# Source text:
-- start --

Non-contiguous data handling, restructure for multiple transports

cwpearson commented 5 months ago

This is a big PR that does a lot of things that I felt were interrelated

Prepare for non-MPI "transports"

This is all modeled after Kokkos Core. Each transport will have its own subdirectory under src (like Kokkos' backends). The interface that each transport needs to implement is a struct. For example, Irecv, from KokkosComm_fwd.hpp:

template <KokkosView RecvView, KokkosExecutionSpace ExecSpace = Kokkos::DefaultExecutionSpace,
          Transport TRANSPORT = DefaultTransport>
struct Irecv;

Why a struct? Because in practice what this means is that the transport will have a partial specialization (not allowed for functions) that looks like this (from mpi/KokkosComm_mpi_irecv.hpp):

template <KokkosExecutionSpace ExecSpace, KokkosView RecvView>
struct Irecv<RecvView, ExecSpace, Mpi> { ... };

Where Mpi is a struct in the KokkosComm namespace, analogous to e.g. Kokkos::Cuda. A Serial transport would have a corresponding

template <KokkosExecutionSpace ExecSpace, KokkosView RecvView>
struct Irecv<RecvView, ExecSpace, Serial> { ... };

NCCL would have

template <KokkosExecutionSpace ExecSpace, KokkosView RecvView>
struct Irecv<RecvView, ExecSpace, NCCL> { ... };

and so on.

To support this, a lot of the include structure needs to be refined and adjusted to more closely match how Kokkos Core does it.

Future work:

[ ] can we have two enabled transports? If so, do we have a preferred and a fallback? Does choosing between them need to happen at runtime?

-- end --

# Supplied data:
-- start --

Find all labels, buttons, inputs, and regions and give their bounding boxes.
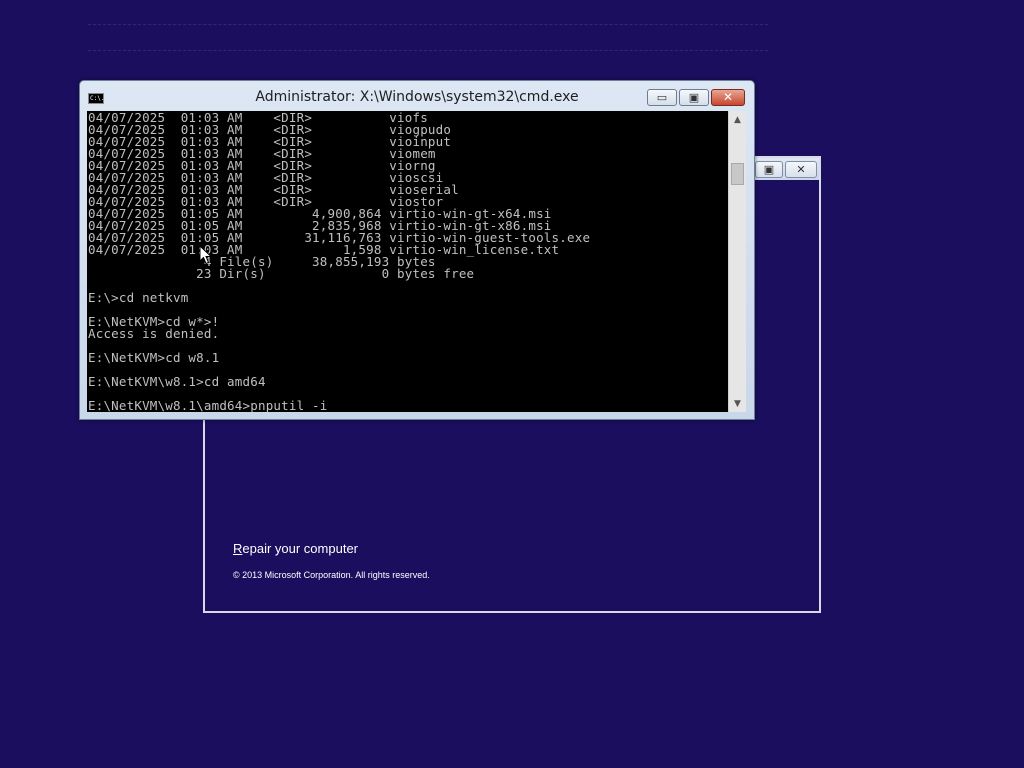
cmd-titlebar[interactable]: C:\. Administrator: X:\Windows\system32\… [80, 81, 754, 111]
desktop-background: ▣ ✕ Repair your computer © 2013 Microsof… [0, 0, 1024, 768]
repair-link-text: epair your computer [242, 541, 359, 556]
scroll-up-arrow-icon[interactable]: ▲ [729, 111, 746, 128]
background-artifact-line [88, 50, 768, 51]
console-line: Access is denied. [88, 326, 220, 341]
restore-icon: ▣ [763, 163, 775, 176]
console-line: E:\NetKVM>cd w8.1 [88, 350, 220, 365]
vertical-scrollbar[interactable]: ▲ ▼ [728, 111, 746, 412]
maximize-icon: ▣ [688, 91, 700, 104]
copyright-text: © 2013 Microsoft Corporation. All rights… [233, 570, 430, 580]
setup-close-button[interactable]: ✕ [785, 161, 817, 178]
console-line: 23 Dir(s) 0 bytes free [88, 266, 475, 281]
cmd-window: C:\. Administrator: X:\Windows\system32\… [79, 80, 755, 420]
console-output[interactable]: 04/07/2025 01:03 AM <DIR> viofs 04/07/202… [87, 111, 728, 412]
mouse-pointer-icon [199, 245, 213, 265]
scroll-down-arrow-icon[interactable]: ▼ [729, 395, 746, 412]
setup-content: Repair your computer © 2013 Microsoft Co… [233, 541, 430, 580]
scrollbar-thumb[interactable] [731, 163, 744, 185]
console-lines: 04/07/2025 01:03 AM <DIR> viofs 04/07/202… [87, 111, 590, 412]
console-line: E:\>cd netkvm [88, 290, 189, 305]
repair-your-computer-link[interactable]: Repair your computer [233, 541, 430, 556]
minimize-button[interactable]: ▭ [647, 89, 677, 106]
setup-restore-button[interactable]: ▣ [755, 161, 783, 178]
console-line: E:\NetKVM\w8.1>cd amd64 [88, 374, 266, 389]
close-icon: ✕ [722, 90, 734, 104]
close-button[interactable]: ✕ [711, 89, 745, 106]
close-icon: ✕ [796, 163, 806, 176]
console-line: E:\NetKVM\w8.1\amd64>pnputil -i [88, 398, 328, 412]
maximize-button[interactable]: ▣ [679, 89, 709, 106]
background-artifact-line [88, 24, 768, 25]
minimize-icon: ▭ [656, 91, 668, 104]
repair-link-access-key: R [233, 541, 243, 556]
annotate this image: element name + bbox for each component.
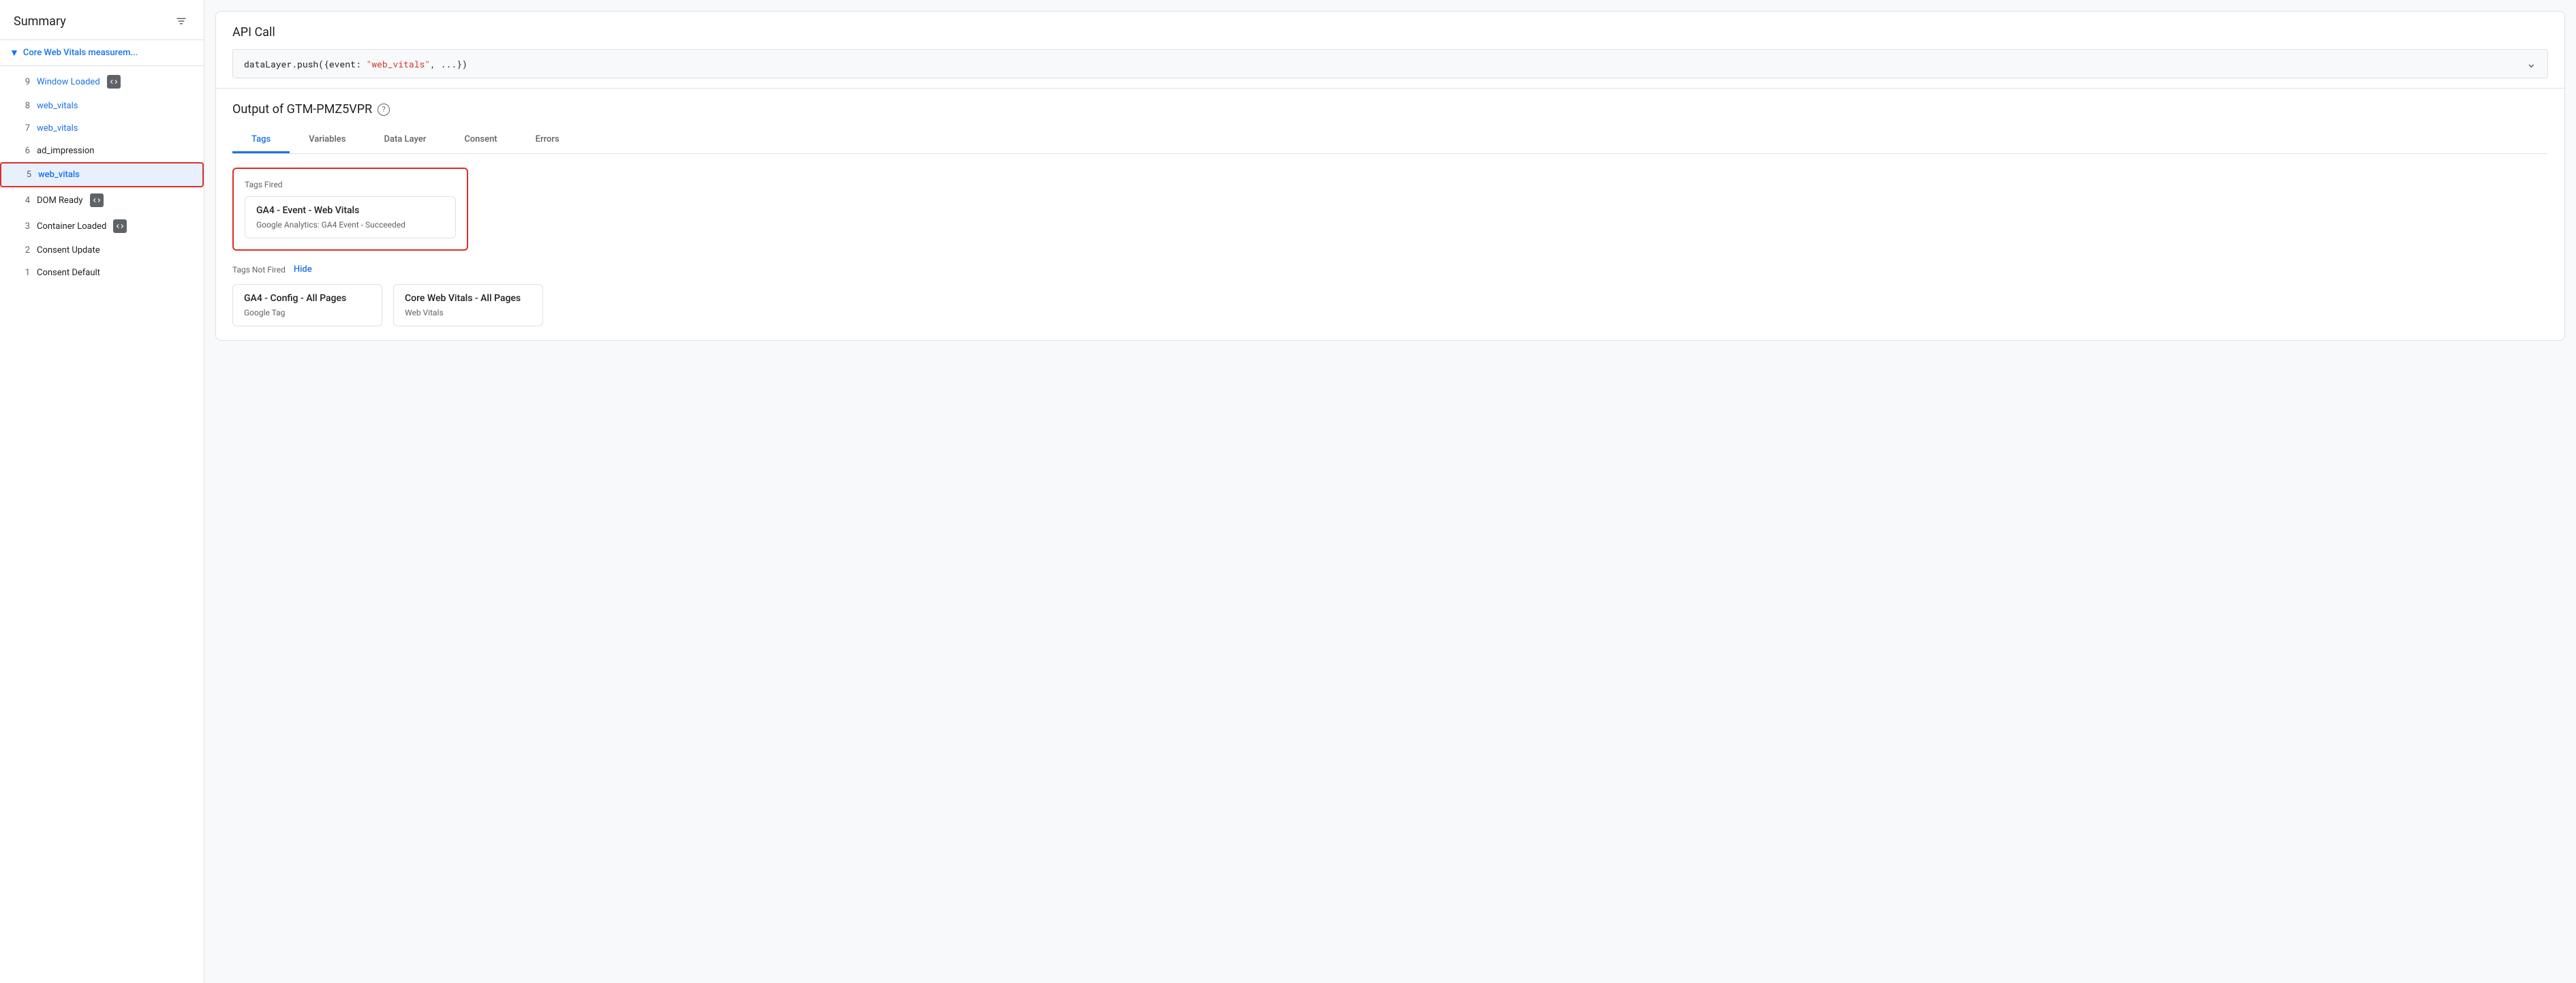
output-title-text: Output of GTM-PMZ5VPR	[232, 102, 372, 116]
cwv-header[interactable]: ▼ Core Web Vitals measurem...	[0, 40, 204, 65]
tags-not-fired-label: Tags Not Fired	[232, 265, 286, 275]
cwv-section: ▼ Core Web Vitals measurem...	[0, 40, 204, 66]
item-num-5: 5	[20, 170, 31, 180]
api-call-title: API Call	[232, 25, 2548, 40]
item-label-6: ad_impression	[37, 146, 94, 156]
sidebar-title: Summary	[14, 14, 66, 29]
info-icon[interactable]: ?	[378, 104, 390, 116]
hide-link[interactable]: Hide	[294, 264, 312, 275]
tags-not-fired-cards: GA4 - Config - All Pages Google Tag Core…	[232, 284, 2548, 326]
tab-errors[interactable]: Errors	[517, 127, 579, 153]
code-before: dataLayer.push({event:	[244, 58, 366, 70]
tab-variables[interactable]: Variables	[290, 127, 365, 153]
item-num-3: 3	[19, 221, 30, 232]
sidebar-item-3[interactable]: 3 Container Loaded	[0, 213, 204, 239]
tag-icon-3	[113, 219, 127, 233]
tag-not-fired-subtitle-0: Google Tag	[244, 308, 371, 317]
code-after: , ...})	[430, 58, 467, 70]
tag-not-fired-card-1[interactable]: Core Web Vitals - All Pages Web Vitals	[393, 284, 543, 326]
item-label-9: Window Loaded	[37, 77, 100, 87]
filter-icon	[175, 15, 187, 27]
item-label-3: Container Loaded	[37, 221, 106, 232]
output-section: Output of GTM-PMZ5VPR ? Tags Variables D…	[216, 89, 2564, 340]
item-num-8: 8	[19, 101, 30, 111]
tag-icon-9	[107, 75, 121, 89]
item-num-2: 2	[19, 245, 30, 255]
sidebar-header: Summary	[0, 0, 204, 40]
item-label-2: Consent Update	[37, 245, 100, 255]
tag-not-fired-subtitle-1: Web Vitals	[405, 308, 532, 317]
tag-not-fired-title-1: Core Web Vitals - All Pages	[405, 293, 532, 304]
code-string: "web_vitals"	[366, 58, 430, 70]
code-row: dataLayer.push({event: "web_vitals", ...…	[232, 49, 2548, 78]
sidebar-item-4[interactable]: 4 DOM Ready	[0, 187, 204, 213]
item-label-5: web_vitals	[38, 170, 80, 180]
item-num-6: 6	[19, 146, 30, 156]
item-num-7: 7	[19, 123, 30, 134]
expand-icon[interactable]: ⌄	[2526, 57, 2536, 71]
item-num-4: 4	[19, 196, 30, 206]
sidebar-item-2[interactable]: 2 Consent Update	[0, 239, 204, 262]
tab-tags[interactable]: Tags	[232, 127, 290, 153]
tags-content: Tags Fired GA4 - Event - Web Vitals Goog…	[232, 168, 2548, 326]
tag-fired-card-0[interactable]: GA4 - Event - Web Vitals Google Analytic…	[245, 196, 456, 238]
api-call-section: API Call dataLayer.push({event: "web_vit…	[216, 12, 2564, 89]
code-icon-3	[116, 222, 124, 230]
tag-fired-subtitle-0: Google Analytics: GA4 Event - Succeeded	[256, 220, 444, 230]
sidebar-item-7[interactable]: 7 web_vitals	[0, 117, 204, 140]
tab-consent[interactable]: Consent	[445, 127, 516, 153]
tags-fired-box: Tags Fired GA4 - Event - Web Vitals Goog…	[232, 168, 468, 251]
code-snippet: dataLayer.push({event: "web_vitals", ...…	[244, 58, 467, 70]
chevron-down-icon: ▼	[10, 47, 19, 59]
tabs-row: Tags Variables Data Layer Consent Errors	[232, 127, 2548, 154]
item-num-9: 9	[19, 77, 30, 87]
filter-icon-btn[interactable]	[172, 12, 190, 30]
main-panel: API Call dataLayer.push({event: "web_vit…	[215, 11, 2565, 341]
sidebar-item-8[interactable]: 8 web_vitals	[0, 95, 204, 117]
sidebar-item-1[interactable]: 1 Consent Default	[0, 262, 204, 284]
item-label-4: DOM Ready	[37, 196, 83, 206]
tag-icon-4	[90, 193, 104, 207]
tab-data-layer[interactable]: Data Layer	[365, 127, 445, 153]
code-icon	[110, 78, 118, 86]
sidebar-item-6[interactable]: 6 ad_impression	[0, 140, 204, 162]
code-icon-4	[93, 196, 101, 204]
sidebar-item-5[interactable]: 5 web_vitals	[0, 162, 204, 187]
item-label-8: web_vitals	[37, 101, 78, 111]
sidebar-item-9[interactable]: 9 Window Loaded	[0, 69, 204, 95]
tag-not-fired-title-0: GA4 - Config - All Pages	[244, 293, 371, 304]
tags-fired-label: Tags Fired	[245, 180, 456, 189]
item-label-7: web_vitals	[37, 123, 78, 134]
tag-not-fired-card-0[interactable]: GA4 - Config - All Pages Google Tag	[232, 284, 382, 326]
item-num-1: 1	[19, 268, 30, 278]
sidebar-items: 9 Window Loaded 8 web_vitals 7 web_vital…	[0, 66, 204, 287]
item-label-1: Consent Default	[37, 268, 100, 278]
tags-not-fired-header: Tags Not Fired Hide	[232, 264, 2548, 275]
cwv-label: Core Web Vitals measurem...	[23, 48, 138, 58]
output-title: Output of GTM-PMZ5VPR ?	[232, 102, 2548, 116]
main-content: API Call dataLayer.push({event: "web_vit…	[204, 0, 2576, 983]
sidebar: Summary ▼ Core Web Vitals measurem... 9 …	[0, 0, 204, 983]
tag-fired-title-0: GA4 - Event - Web Vitals	[256, 205, 444, 216]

-- end --

# Challenges:
1. Please extract the part of the pull request description from "To support this, a" to "happen at runtime?".
2. For each statement below, say yes or no depending on whether the pull request description agrees with it, and quote the words of the description that decide it.
(a) Every transport is given its own subdirectory under src.
(b) Partial specialization is permitted for functions.
(c) Mpi is a struct in the Kokkos namespace.
3. Go on with the pull request description from its last line.

# Responses in order:
1.
To support this, a lot of the include structure needs to be refined and adjusted to more closely match how Kokkos Core does it.

Future work:

[ ] can we have two enabled transports? If so, do we have a preferred and a fallback? Does choosing between them need to happen at runtime?

2.
(a) Yes: "Each transport will have its own subdirectory under src"
(b) No: "a partial specialization (not allowed for functions)"
(c) No: "Mpi is a struct in the KokkosComm namespace"

3.
[ ] Convert the rest of our MPI APIs into this style.

Non-contiguous view handling in MPI

Now that we have a place to implement MPI-specific things, this is where we can do non-contiguous data handling strategies. Originally I thought this was orthogonal to the transport, but it is not - consider if we want to use MPI Derived Datatypes to handle non-contiguous data.

The current implementation basically defines a sequence of seven "phases" to coordinate Kokkos execution space instances, MPI communicator, and associated non-contiguous data handling operations:

Five phases to get the communication posted

init_fence (optional fence before host-side calls)
allocations (optional allocations)
pre_copies (optional data copies)
pre_comm_fence (optional fence before host-side calls)
comm (actually make MPI calls)

Plus two more that happen after the communication has posted

wait (optional wait for MPI calls)
post-wait (optional operations after waits)

All MPI operations + non-contiguous data handling must be fit into these 7 phases.

Future work:

[ ] are these the right 7 phases? In any case, this is an implementation detail that can be changed.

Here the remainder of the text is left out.